What you are asked to do: Select the lines below containing the word "instructor".

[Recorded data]
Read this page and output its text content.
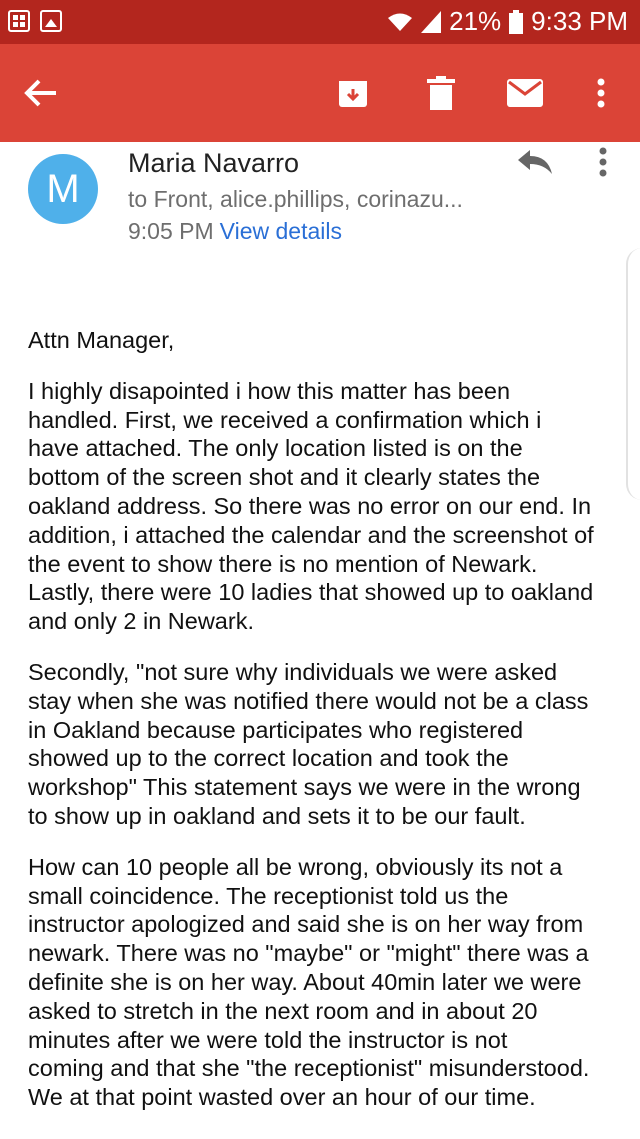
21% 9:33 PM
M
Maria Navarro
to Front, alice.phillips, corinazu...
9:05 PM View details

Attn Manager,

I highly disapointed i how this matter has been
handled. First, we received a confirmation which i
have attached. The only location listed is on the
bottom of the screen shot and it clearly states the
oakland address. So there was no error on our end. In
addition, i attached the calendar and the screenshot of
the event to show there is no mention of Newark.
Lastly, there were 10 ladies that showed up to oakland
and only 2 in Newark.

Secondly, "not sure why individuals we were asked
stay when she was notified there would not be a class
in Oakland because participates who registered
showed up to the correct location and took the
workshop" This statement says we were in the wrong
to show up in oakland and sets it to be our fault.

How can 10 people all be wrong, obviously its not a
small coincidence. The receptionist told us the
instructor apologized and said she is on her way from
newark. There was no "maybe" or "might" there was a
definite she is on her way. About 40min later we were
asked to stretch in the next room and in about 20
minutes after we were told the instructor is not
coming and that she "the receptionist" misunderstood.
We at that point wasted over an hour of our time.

Reply to the task:
instructor apologized and said she is on her way from
minutes after we were told the instructor is not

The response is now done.